# Stated task:
Going through the material below, please gather all lines with the word "factor" in them.

# Information given:
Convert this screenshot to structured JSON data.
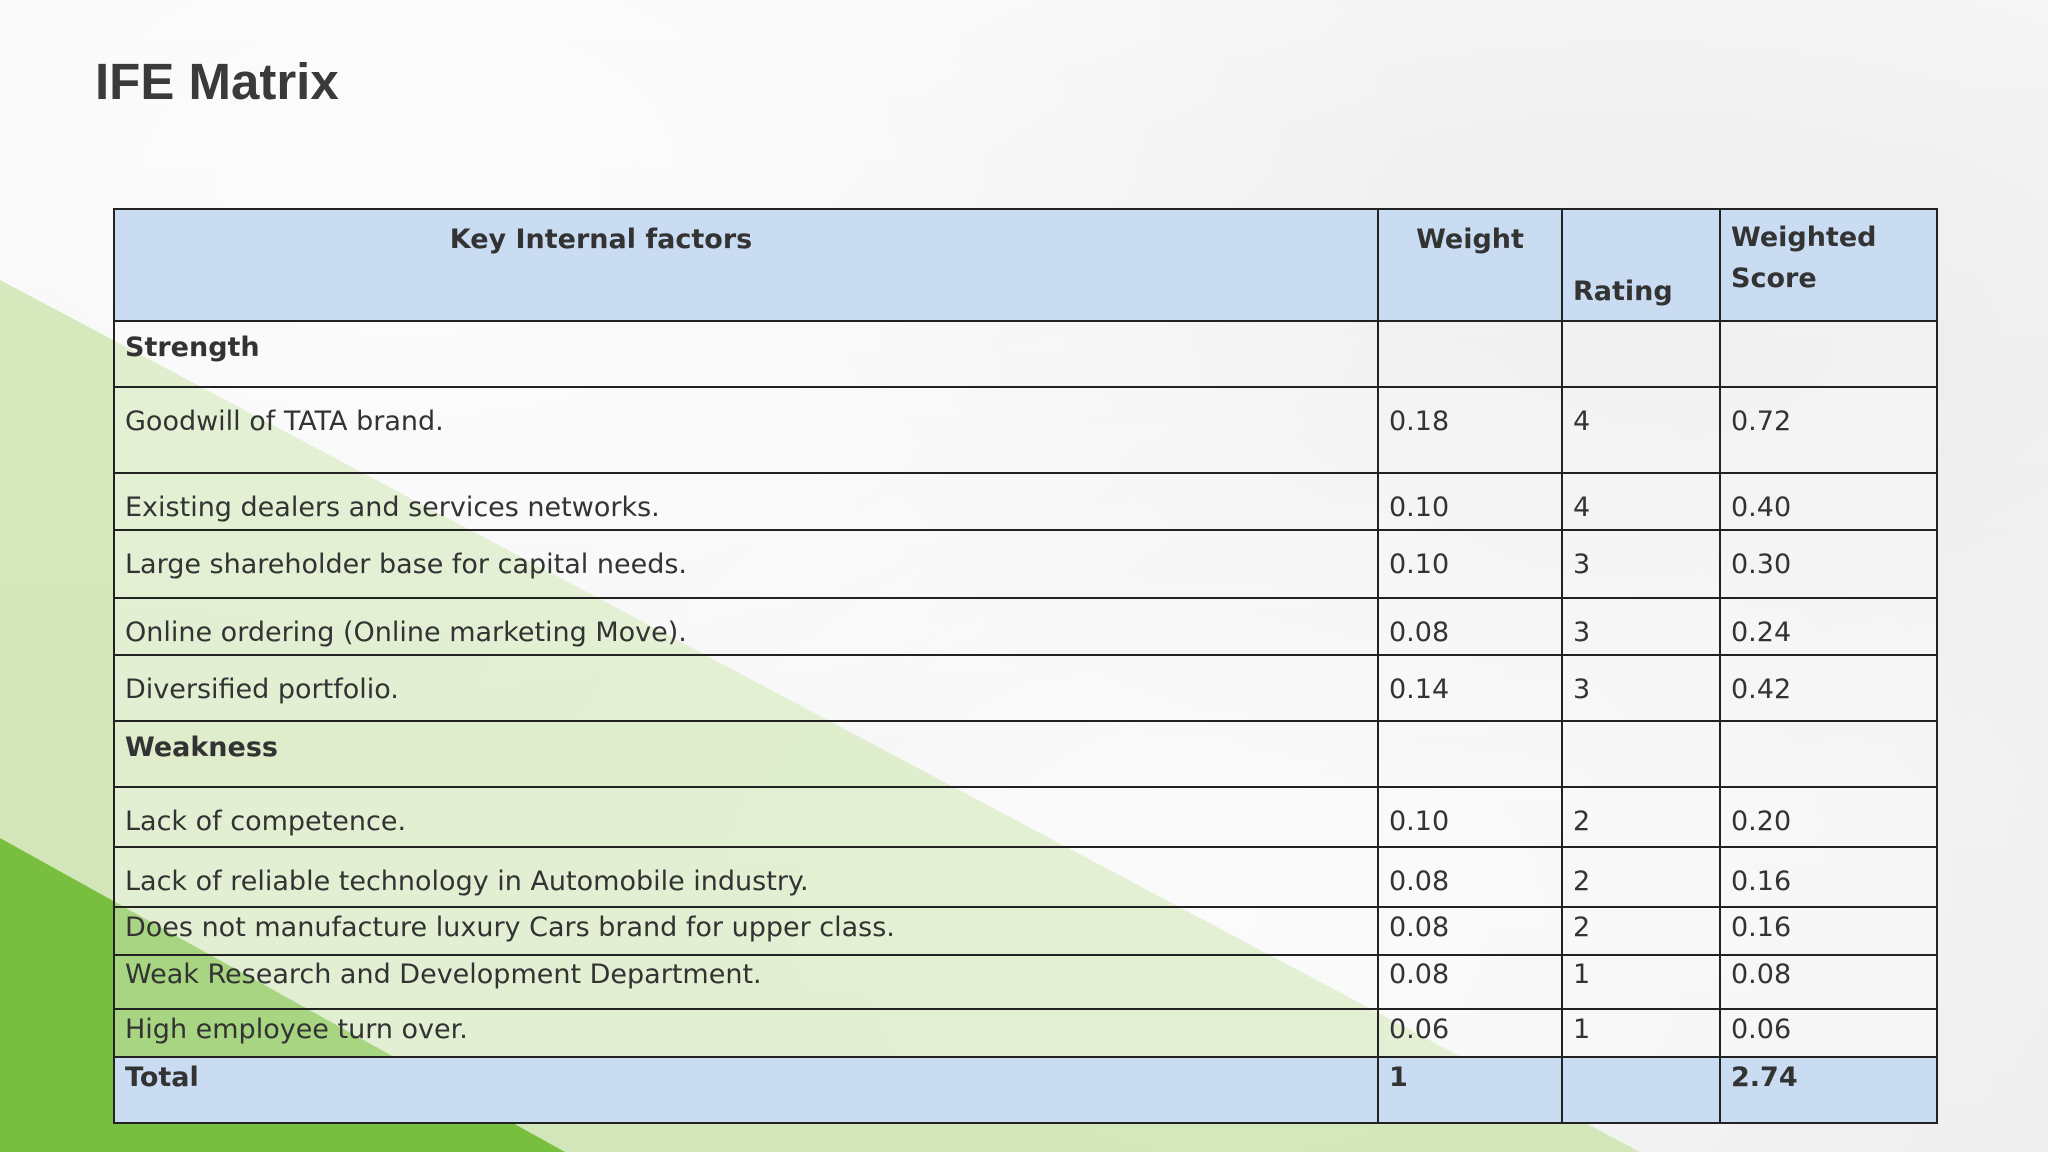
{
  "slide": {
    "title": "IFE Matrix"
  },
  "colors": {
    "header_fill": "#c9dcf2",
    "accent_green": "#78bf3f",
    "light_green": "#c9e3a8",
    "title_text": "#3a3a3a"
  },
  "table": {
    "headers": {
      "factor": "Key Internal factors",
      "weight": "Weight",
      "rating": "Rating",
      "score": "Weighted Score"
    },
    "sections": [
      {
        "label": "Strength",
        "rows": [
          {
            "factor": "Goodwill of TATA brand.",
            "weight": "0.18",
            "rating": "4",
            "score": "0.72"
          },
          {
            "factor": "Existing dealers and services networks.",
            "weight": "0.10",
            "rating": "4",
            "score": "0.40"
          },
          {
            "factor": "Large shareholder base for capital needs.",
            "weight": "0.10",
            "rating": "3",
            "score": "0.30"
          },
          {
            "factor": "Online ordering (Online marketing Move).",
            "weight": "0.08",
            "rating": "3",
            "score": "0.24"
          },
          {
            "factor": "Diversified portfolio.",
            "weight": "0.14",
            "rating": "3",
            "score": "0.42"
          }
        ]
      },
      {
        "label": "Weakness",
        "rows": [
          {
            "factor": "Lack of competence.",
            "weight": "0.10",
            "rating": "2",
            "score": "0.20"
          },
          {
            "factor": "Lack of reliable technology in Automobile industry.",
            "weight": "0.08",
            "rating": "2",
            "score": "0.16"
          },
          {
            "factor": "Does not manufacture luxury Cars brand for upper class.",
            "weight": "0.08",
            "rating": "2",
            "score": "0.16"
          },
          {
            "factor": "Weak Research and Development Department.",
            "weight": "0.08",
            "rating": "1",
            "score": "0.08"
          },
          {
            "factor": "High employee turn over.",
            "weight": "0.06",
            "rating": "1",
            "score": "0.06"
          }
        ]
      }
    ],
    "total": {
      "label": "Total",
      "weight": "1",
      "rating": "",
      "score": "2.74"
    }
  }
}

# Task result:
      "factor": "Key Internal factors",
            "factor": "Goodwill of TATA brand.",
            "factor": "Existing dealers and services networks.",
            "factor": "Large shareholder base for capital needs.",
            "factor": "Online ordering (Online marketing Move).",
            "factor": "Diversified portfolio.",
            "factor": "Lack of competence.",
            "factor": "Lack of reliable technology in Automobile industry.",
            "factor": "Does not manufacture luxury Cars brand for upper class.",
            "factor": "Weak Research and Development Department.",
            "factor": "High employee turn over.",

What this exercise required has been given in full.